## Task requirements
Using the listing below, copy every line that mentions "screenshot".

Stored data
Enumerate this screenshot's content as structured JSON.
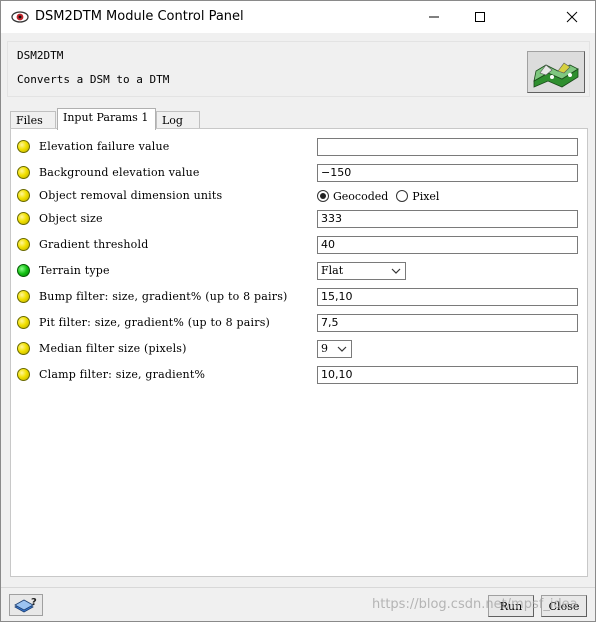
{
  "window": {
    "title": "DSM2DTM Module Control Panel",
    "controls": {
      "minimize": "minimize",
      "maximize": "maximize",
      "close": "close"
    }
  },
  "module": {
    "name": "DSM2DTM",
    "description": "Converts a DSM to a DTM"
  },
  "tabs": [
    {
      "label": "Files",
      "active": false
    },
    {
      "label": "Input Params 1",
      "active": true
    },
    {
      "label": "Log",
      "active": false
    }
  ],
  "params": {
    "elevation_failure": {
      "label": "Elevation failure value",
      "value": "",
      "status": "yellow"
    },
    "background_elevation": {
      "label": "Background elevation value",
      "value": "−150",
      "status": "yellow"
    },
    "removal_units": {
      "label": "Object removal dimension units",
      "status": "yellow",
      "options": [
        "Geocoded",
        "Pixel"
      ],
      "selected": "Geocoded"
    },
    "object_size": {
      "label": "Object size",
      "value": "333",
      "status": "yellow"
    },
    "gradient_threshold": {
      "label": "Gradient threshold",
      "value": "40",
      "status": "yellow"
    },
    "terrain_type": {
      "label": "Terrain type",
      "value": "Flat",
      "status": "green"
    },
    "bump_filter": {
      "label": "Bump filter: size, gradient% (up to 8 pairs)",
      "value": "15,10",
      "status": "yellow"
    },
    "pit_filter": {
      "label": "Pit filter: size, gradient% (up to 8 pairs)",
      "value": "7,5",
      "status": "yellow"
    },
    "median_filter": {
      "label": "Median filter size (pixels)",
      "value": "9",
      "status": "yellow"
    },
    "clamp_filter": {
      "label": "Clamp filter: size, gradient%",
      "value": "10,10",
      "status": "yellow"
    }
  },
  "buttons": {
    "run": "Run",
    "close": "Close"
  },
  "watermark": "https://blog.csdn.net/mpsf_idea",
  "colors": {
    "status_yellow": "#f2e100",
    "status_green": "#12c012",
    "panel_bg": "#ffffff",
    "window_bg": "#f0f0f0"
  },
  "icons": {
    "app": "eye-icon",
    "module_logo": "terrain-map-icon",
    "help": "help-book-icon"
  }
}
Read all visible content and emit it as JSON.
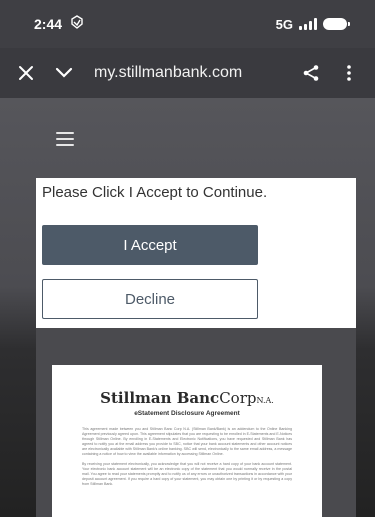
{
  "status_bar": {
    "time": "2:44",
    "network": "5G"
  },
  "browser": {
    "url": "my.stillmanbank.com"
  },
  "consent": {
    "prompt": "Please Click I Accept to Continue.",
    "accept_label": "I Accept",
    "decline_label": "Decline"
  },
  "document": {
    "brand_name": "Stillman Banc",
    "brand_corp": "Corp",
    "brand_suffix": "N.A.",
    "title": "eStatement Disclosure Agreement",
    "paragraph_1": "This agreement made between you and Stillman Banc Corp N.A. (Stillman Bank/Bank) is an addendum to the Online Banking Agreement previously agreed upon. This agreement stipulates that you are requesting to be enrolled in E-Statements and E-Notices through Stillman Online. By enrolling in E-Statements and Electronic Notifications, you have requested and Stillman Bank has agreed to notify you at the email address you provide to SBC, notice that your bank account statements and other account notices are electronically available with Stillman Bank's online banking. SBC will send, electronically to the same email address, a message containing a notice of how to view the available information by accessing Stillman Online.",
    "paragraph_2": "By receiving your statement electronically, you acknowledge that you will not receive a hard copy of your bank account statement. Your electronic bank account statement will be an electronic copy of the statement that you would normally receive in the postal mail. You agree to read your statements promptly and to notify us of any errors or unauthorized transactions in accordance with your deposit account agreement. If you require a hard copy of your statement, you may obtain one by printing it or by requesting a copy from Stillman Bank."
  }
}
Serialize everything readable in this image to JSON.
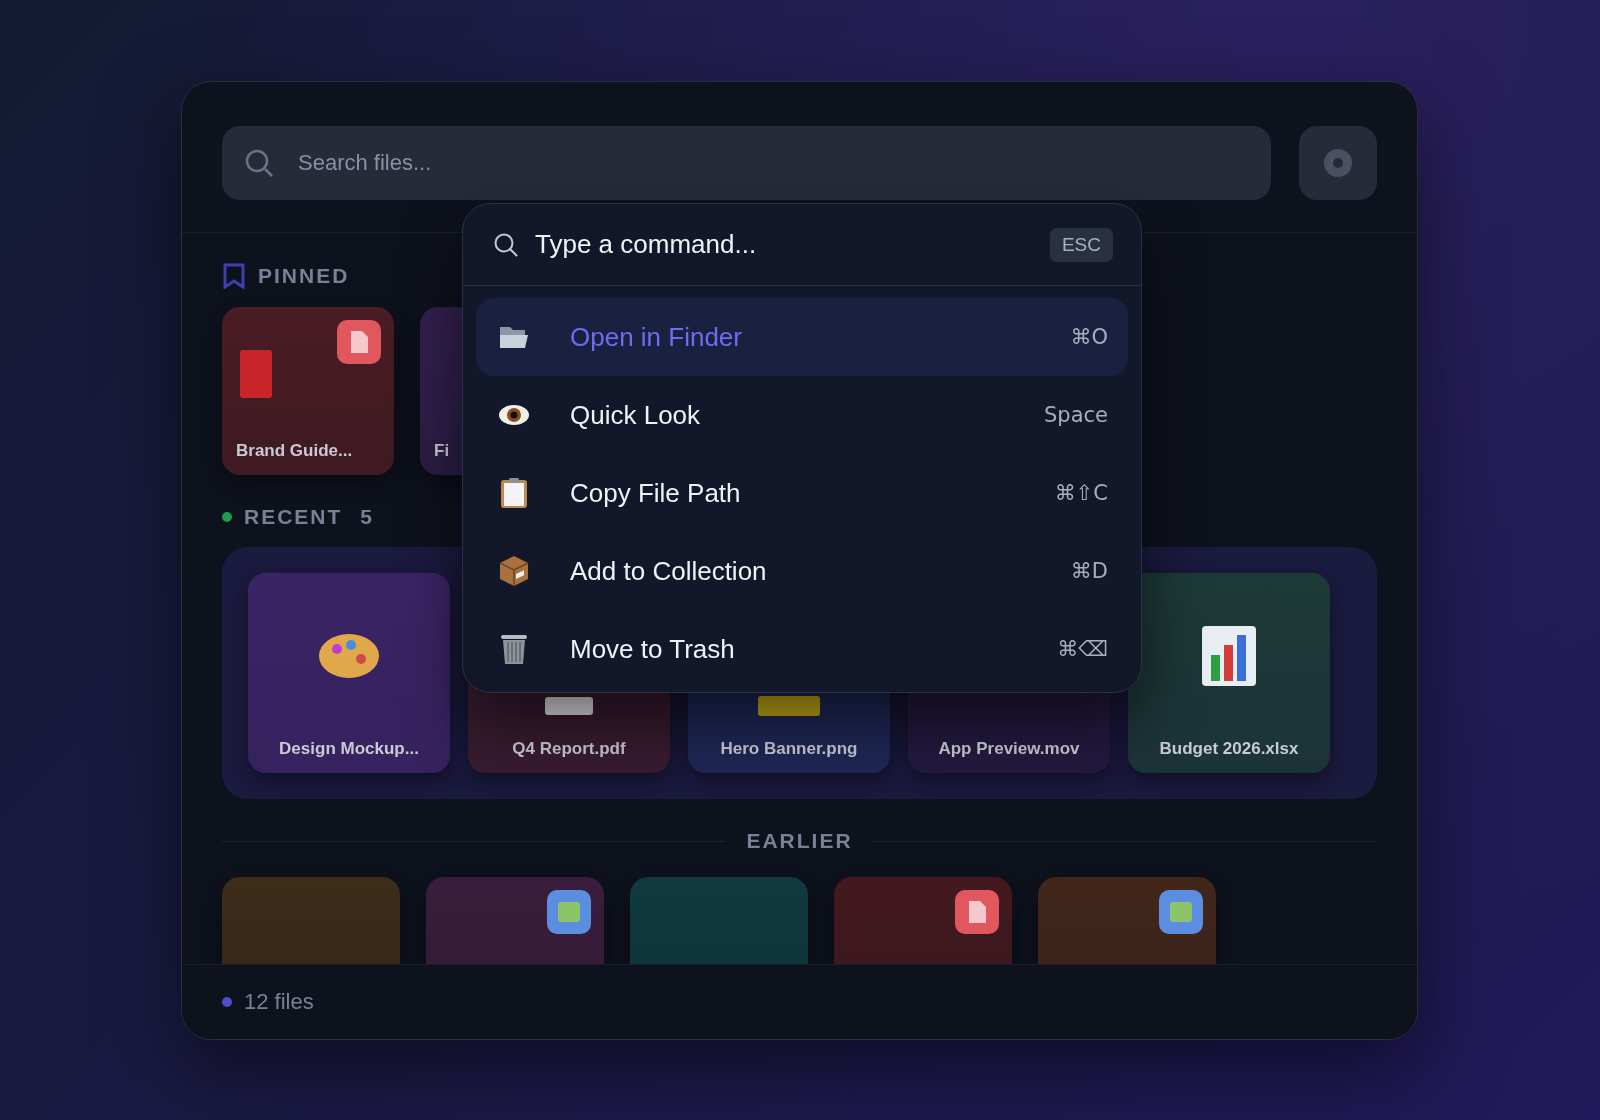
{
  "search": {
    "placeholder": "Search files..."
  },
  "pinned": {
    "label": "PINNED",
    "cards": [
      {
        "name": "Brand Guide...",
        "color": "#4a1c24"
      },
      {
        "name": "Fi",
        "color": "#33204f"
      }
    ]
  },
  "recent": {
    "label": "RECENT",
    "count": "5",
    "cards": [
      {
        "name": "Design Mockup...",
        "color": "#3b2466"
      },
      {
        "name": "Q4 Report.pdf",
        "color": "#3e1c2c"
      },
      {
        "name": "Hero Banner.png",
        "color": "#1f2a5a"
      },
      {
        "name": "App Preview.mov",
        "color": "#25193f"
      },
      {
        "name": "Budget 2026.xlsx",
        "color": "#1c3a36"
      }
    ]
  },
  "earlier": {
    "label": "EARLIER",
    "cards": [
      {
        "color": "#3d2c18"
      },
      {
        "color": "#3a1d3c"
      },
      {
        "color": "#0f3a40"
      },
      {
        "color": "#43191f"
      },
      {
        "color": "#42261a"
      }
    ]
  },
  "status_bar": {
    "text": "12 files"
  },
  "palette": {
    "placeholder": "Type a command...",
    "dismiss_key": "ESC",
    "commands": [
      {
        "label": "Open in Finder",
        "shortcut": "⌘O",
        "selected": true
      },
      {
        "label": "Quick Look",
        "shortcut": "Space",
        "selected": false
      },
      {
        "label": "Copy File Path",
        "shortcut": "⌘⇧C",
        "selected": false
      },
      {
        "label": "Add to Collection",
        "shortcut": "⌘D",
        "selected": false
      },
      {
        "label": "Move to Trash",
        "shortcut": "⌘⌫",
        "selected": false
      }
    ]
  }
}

* * *

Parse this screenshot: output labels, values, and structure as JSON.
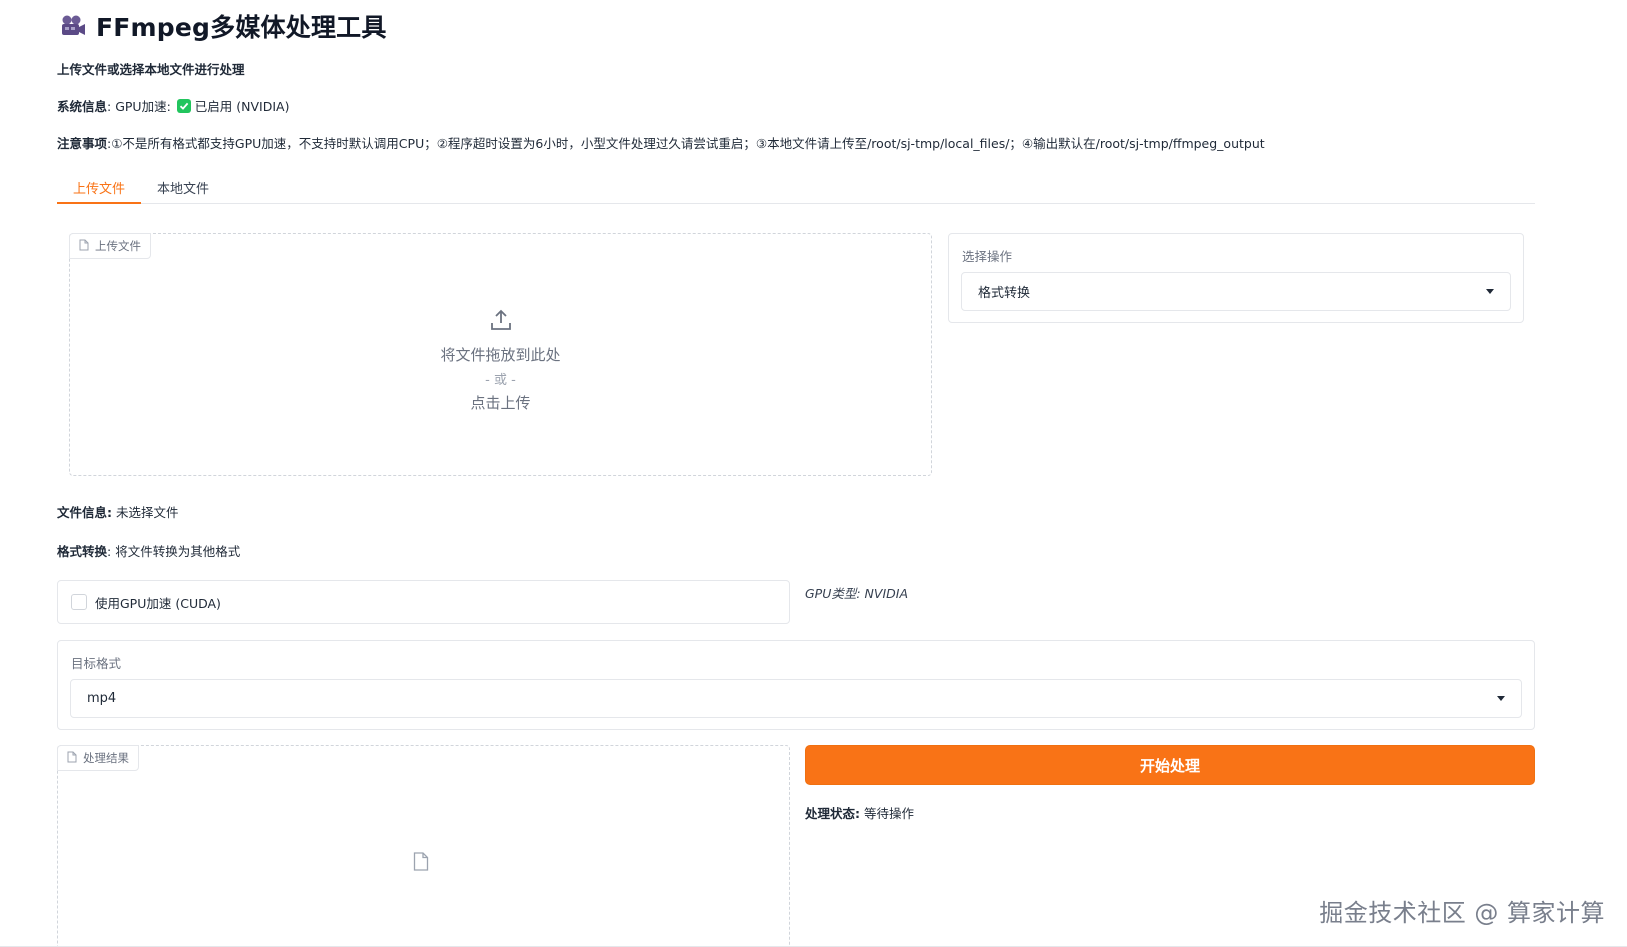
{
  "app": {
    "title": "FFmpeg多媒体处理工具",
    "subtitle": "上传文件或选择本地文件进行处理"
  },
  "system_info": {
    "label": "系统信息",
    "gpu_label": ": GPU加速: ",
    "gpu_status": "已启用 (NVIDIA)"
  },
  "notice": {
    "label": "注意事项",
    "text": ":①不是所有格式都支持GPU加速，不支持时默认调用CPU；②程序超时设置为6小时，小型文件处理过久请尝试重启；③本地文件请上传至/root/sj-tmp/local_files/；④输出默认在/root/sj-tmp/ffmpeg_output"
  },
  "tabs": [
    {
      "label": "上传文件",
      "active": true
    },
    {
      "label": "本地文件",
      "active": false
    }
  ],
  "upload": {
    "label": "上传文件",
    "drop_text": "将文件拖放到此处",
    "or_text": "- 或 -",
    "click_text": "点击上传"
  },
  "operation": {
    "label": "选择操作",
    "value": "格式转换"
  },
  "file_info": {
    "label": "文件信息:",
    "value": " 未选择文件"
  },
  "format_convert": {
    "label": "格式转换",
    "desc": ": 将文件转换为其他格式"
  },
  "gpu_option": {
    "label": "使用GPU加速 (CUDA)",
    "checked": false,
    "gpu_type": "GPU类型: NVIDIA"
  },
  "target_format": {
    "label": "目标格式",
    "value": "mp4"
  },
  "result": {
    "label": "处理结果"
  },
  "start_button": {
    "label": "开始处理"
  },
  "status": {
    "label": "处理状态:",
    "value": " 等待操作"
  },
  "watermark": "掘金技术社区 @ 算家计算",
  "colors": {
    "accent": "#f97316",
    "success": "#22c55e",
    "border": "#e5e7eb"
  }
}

--

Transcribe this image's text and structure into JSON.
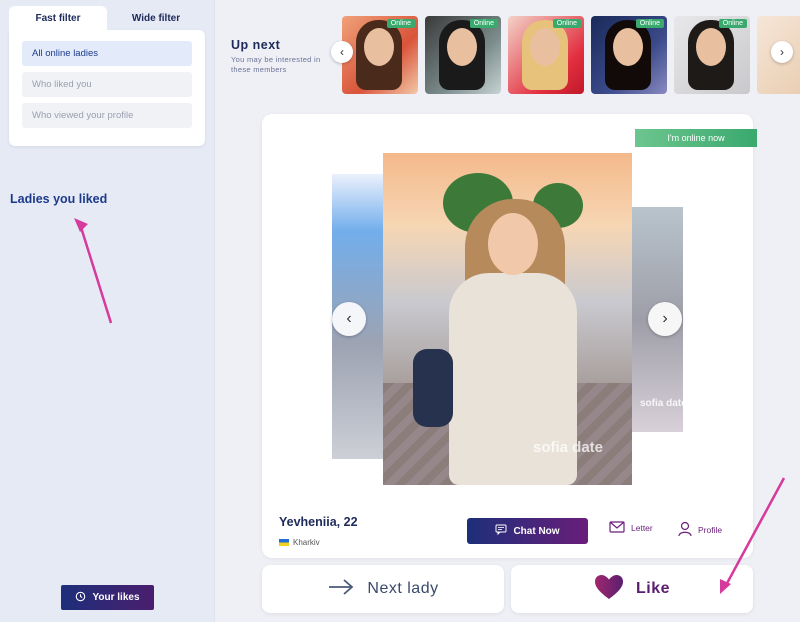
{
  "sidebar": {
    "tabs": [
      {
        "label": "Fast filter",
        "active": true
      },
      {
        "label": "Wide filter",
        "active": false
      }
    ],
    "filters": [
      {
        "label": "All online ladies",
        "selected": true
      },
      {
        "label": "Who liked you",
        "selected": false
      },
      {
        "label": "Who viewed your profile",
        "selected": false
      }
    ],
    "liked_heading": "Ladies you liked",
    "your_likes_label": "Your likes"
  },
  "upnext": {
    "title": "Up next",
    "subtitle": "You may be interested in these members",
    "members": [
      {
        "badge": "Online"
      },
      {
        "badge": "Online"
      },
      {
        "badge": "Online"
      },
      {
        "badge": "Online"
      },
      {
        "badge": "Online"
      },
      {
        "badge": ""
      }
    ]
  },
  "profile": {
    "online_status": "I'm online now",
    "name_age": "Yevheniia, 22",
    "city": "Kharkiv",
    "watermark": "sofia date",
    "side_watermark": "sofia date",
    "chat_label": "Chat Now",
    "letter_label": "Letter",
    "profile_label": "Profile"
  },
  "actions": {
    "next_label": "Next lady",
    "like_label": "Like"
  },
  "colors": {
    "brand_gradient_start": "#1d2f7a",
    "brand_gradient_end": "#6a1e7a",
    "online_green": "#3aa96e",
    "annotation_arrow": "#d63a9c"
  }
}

## Written response
Enumerate this screenshot's content as structured JSON.
Parse this screenshot: output labels, values, and structure as JSON.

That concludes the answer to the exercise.